▸ **DO THIS**
Don't copy the pictures; return every other part of the records exactly.

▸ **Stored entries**
(begin)
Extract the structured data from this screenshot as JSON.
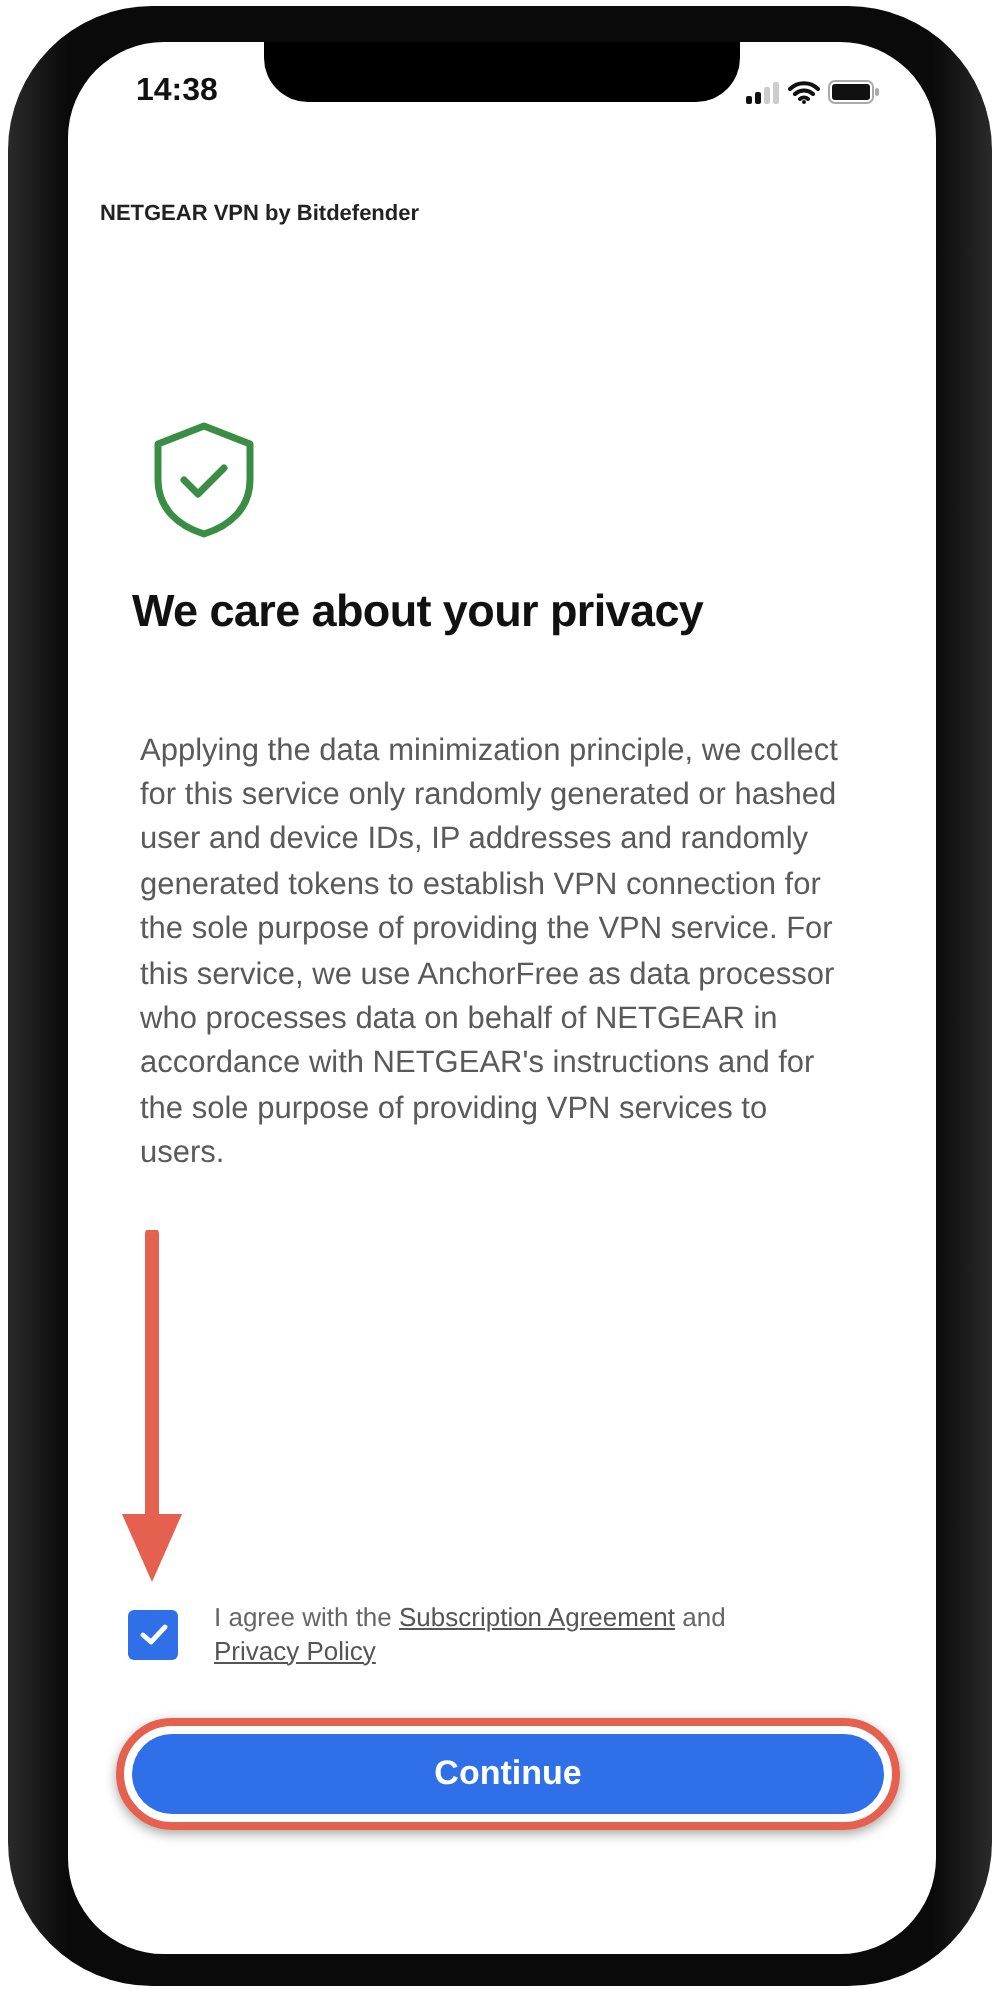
{
  "status_bar": {
    "time": "14:38"
  },
  "app_header": {
    "title": "NETGEAR VPN by Bitdefender"
  },
  "heading": "We care about your privacy",
  "body": "Applying the data minimization principle, we collect for this service only randomly generated or hashed user and device IDs, IP addresses and randomly generated tokens to establish VPN connection for the sole purpose of providing the VPN service. For this service, we use AnchorFree as data processor who processes data on behalf of NETGEAR in accordance with NETGEAR's instructions and for the sole purpose of providing VPN services to users.",
  "agreement": {
    "checked": true,
    "text_before": "I agree with the",
    "link_1": "Subscription Agreement",
    "text_middle": "and",
    "link_2": "Privacy Policy"
  },
  "button": {
    "label": "Continue"
  }
}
(end)
▸ **SOLUTION TO THE PROBLEM**
Extract the structured data from this screenshot as JSON.
{
  "status_bar": {
    "time": "14:38"
  },
  "app_header": {
    "title": "NETGEAR VPN by Bitdefender"
  },
  "heading": "We care about your privacy",
  "body": "Applying the data minimization principle, we collect for this service only randomly generated or hashed user and device IDs, IP addresses and randomly generated tokens to establish VPN connection for the sole purpose of providing the VPN service. For this service, we use AnchorFree as data processor who processes data on behalf of NETGEAR in accordance with NETGEAR's instructions and for the sole purpose of providing VPN services to users.",
  "agreement": {
    "checked": true,
    "text_before": "I agree with the",
    "link_1": "Subscription Agreement",
    "text_middle": "and",
    "link_2": "Privacy Policy"
  },
  "button": {
    "label": "Continue"
  }
}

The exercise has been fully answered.